Dataset:
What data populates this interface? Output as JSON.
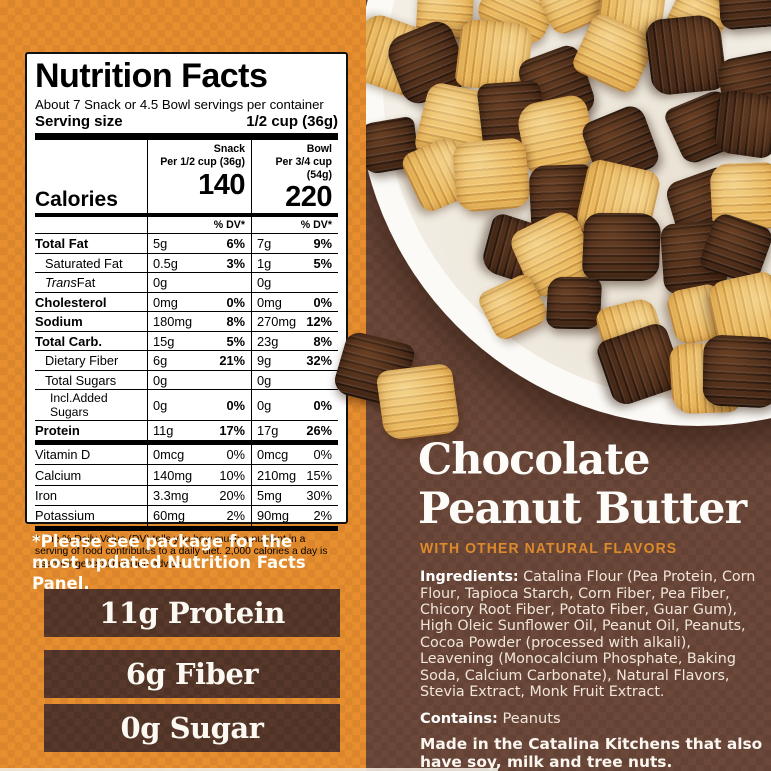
{
  "nutrition": {
    "title": "Nutrition Facts",
    "servings_line": "About 7 Snack or 4.5 Bowl servings per container",
    "serving_size_label": "Serving size",
    "serving_size_value": "1/2 cup (36g)",
    "calories_label": "Calories",
    "dv_header": "% DV*",
    "columns": {
      "snack": {
        "name": "Snack",
        "per": "Per 1/2 cup (36g)",
        "calories": "140"
      },
      "bowl": {
        "name": "Bowl",
        "per": "Per 3/4 cup (54g)",
        "calories": "220"
      }
    },
    "rows": [
      {
        "label": "Total Fat",
        "bold": true,
        "s": "5g",
        "sdv": "6%",
        "b": "7g",
        "bdv": "9%"
      },
      {
        "label": "Saturated Fat",
        "indent": 1,
        "s": "0.5g",
        "sdv": "3%",
        "b": "1g",
        "bdv": "5%"
      },
      {
        "label_italic": "Trans",
        "label_rest": " Fat",
        "indent": 1,
        "s": "0g",
        "sdv": "",
        "b": "0g",
        "bdv": ""
      },
      {
        "label": "Cholesterol",
        "bold": true,
        "s": "0mg",
        "sdv": "0%",
        "b": "0mg",
        "bdv": "0%"
      },
      {
        "label": "Sodium",
        "bold": true,
        "s": "180mg",
        "sdv": "8%",
        "b": "270mg",
        "bdv": "12%"
      },
      {
        "label": "Total Carb.",
        "bold": true,
        "s": "15g",
        "sdv": "5%",
        "b": "23g",
        "bdv": "8%"
      },
      {
        "label": "Dietary Fiber",
        "indent": 1,
        "s": "6g",
        "sdv": "21%",
        "b": "9g",
        "bdv": "32%"
      },
      {
        "label": "Total Sugars",
        "indent": 1,
        "s": "0g",
        "sdv": "",
        "b": "0g",
        "bdv": ""
      },
      {
        "label": "Incl.Added Sugars",
        "indent": 2,
        "s": "0g",
        "sdv": "0%",
        "b": "0g",
        "bdv": "0%"
      },
      {
        "label": "Protein",
        "bold": true,
        "s": "11g",
        "sdv": "17%",
        "b": "17g",
        "bdv": "26%"
      }
    ],
    "vitamin_rows": [
      {
        "label": "Vitamin D",
        "s": "0mcg",
        "sdv": "0%",
        "b": "0mcg",
        "bdv": "0%"
      },
      {
        "label": "Calcium",
        "s": "140mg",
        "sdv": "10%",
        "b": "210mg",
        "bdv": "15%"
      },
      {
        "label": "Iron",
        "s": "3.3mg",
        "sdv": "20%",
        "b": "5mg",
        "bdv": "30%"
      },
      {
        "label": "Potassium",
        "s": "60mg",
        "sdv": "2%",
        "b": "90mg",
        "bdv": "2%"
      }
    ],
    "footnote": "* The % Daily Value (DV) tells you how much a nutrient in a serving of food contributes to a daily diet. 2,000 calories a day is used for general nutrition advice."
  },
  "note": {
    "text": "*Please see package for the most updated Nutrition Facts Panel."
  },
  "badges": [
    {
      "label": "11g Protein"
    },
    {
      "label": "6g Fiber"
    },
    {
      "label": "0g Sugar"
    }
  ],
  "product": {
    "title_line1": "Chocolate",
    "title_line2": "Peanut Butter",
    "subtitle": "WITH OTHER NATURAL FLAVORS",
    "ingredients_label": "Ingredients:",
    "ingredients_text": "Catalina Flour (Pea Protein, Corn Flour, Tapioca Starch, Corn Fiber, Pea Fiber, Chicory Root Fiber, Potato Fiber, Guar Gum), High Oleic Sunflower Oil, Peanut Oil, Peanuts, Cocoa Powder (processed with alkali), Leavening (Monocalcium Phosphate, Baking Soda, Calcium Carbonate), Natural Flavors, Stevia Extract, Monk Fruit Extract.",
    "contains_label": "Contains:",
    "contains_value": "Peanuts",
    "allergen_note": "Made in the Catalina Kitchens that also have soy, milk and tree nuts."
  },
  "photo": {
    "description": "bowl of chocolate and peanut butter cereal squares in milk"
  },
  "colors": {
    "orange_bg": "#E78E2F",
    "brown_bg": "#6C483A",
    "badge_brown": "#57382A",
    "accent_orange": "#DD8A2C",
    "tan_cereal": "#E9B75C",
    "dark_cereal": "#4C2C19"
  }
}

Exercise prompt:
Look over the listing and say how many lines hold the string "Facts". Nothing but the number is needed.

Reply to the exercise:
2